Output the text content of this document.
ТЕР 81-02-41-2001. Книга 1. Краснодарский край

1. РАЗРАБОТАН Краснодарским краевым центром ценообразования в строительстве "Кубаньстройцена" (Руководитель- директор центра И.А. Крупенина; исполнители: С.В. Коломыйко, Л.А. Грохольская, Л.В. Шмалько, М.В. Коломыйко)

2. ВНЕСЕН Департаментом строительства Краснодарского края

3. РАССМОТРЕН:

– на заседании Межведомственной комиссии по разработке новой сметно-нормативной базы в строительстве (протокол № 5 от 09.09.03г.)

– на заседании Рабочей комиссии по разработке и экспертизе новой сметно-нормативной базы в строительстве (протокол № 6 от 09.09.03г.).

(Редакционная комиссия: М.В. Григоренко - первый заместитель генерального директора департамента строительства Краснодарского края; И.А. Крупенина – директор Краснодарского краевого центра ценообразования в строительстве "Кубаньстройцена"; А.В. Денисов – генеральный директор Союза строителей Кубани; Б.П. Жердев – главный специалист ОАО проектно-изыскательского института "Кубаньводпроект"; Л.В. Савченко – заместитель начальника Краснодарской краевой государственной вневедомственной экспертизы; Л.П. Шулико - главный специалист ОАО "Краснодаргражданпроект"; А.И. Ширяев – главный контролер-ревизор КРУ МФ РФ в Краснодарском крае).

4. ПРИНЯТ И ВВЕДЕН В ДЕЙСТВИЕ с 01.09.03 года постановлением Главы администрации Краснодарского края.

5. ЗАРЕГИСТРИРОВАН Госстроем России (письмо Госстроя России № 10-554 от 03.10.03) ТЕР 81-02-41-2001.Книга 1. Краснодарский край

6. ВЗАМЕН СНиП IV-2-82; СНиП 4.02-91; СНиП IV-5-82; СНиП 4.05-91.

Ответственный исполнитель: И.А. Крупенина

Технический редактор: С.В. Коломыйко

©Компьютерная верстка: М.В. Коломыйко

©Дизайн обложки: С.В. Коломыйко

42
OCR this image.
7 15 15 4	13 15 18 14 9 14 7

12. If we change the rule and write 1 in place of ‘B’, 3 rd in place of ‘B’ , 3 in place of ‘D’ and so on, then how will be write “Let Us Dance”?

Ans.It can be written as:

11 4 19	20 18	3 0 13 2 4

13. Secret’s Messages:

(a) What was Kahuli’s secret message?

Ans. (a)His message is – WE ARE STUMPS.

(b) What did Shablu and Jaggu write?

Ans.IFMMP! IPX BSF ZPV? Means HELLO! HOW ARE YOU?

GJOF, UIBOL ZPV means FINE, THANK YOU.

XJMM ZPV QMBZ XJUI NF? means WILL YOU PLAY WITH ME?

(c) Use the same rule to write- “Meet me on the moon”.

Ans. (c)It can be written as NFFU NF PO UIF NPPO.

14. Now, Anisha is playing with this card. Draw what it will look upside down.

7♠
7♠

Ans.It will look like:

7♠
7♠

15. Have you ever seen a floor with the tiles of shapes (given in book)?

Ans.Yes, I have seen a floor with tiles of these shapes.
▬▬▬
### Goal
Check every line of the data, and copy the ones that contain "базы".

### Output of the task
– на заседании Межведомственной комиссии по разработке новой сметно-нормативной базы в строительстве (протокол № 5 от 09.09.03г.)
– на заседании Рабочей комиссии по разработке и экспертизе новой сметно-нормативной базы в строительстве (протокол № 6 от 09.09.03г.).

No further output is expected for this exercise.